» **Direction**: Extract the full listing below without altering a single character.

» **Source data**:

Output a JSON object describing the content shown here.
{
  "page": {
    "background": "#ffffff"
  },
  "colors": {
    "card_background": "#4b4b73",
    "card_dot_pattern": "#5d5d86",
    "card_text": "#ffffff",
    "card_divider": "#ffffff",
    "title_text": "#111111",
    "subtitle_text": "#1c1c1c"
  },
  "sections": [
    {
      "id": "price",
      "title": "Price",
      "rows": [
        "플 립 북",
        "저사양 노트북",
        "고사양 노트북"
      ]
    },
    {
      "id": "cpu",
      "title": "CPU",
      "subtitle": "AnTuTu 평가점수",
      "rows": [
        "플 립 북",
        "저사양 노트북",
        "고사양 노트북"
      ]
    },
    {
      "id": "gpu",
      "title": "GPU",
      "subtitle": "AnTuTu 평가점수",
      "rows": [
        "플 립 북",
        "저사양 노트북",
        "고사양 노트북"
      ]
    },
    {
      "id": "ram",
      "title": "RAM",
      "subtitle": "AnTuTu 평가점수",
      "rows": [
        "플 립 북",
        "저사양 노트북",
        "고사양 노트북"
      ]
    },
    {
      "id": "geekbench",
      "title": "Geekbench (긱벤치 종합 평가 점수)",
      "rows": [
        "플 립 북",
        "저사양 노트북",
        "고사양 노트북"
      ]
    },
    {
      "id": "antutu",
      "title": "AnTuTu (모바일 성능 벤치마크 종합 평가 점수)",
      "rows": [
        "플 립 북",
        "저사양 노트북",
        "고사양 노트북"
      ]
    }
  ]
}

» **Exercise solution**:
Output a JSON object describing the content shown here.
{
  "page": {
    "background": "#ffffff"
  },
  "colors": {
    "card_background": "#4b4b73",
    "card_dot_pattern": "#5d5d86",
    "card_text": "#ffffff",
    "card_divider": "#ffffff",
    "title_text": "#111111",
    "subtitle_text": "#1c1c1c"
  },
  "sections": [
    {
      "id": "price",
      "title": "Price",
      "rows": [
        "플 립 북",
        "저사양 노트북",
        "고사양 노트북"
      ]
    },
    {
      "id": "cpu",
      "title": "CPU",
      "subtitle": "AnTuTu 평가점수",
      "rows": [
        "플 립 북",
        "저사양 노트북",
        "고사양 노트북"
      ]
    },
    {
      "id": "gpu",
      "title": "GPU",
      "subtitle": "AnTuTu 평가점수",
      "rows": [
        "플 립 북",
        "저사양 노트북",
        "고사양 노트북"
      ]
    },
    {
      "id": "ram",
      "title": "RAM",
      "subtitle": "AnTuTu 평가점수",
      "rows": [
        "플 립 북",
        "저사양 노트북",
        "고사양 노트북"
      ]
    },
    {
      "id": "geekbench",
      "title": "Geekbench (긱벤치 종합 평가 점수)",
      "rows": [
        "플 립 북",
        "저사양 노트북",
        "고사양 노트북"
      ]
    },
    {
      "id": "antutu",
      "title": "AnTuTu (모바일 성능 벤치마크 종합 평가 점수)",
      "rows": [
        "플 립 북",
        "저사양 노트북",
        "고사양 노트북"
      ]
    }
  ]
}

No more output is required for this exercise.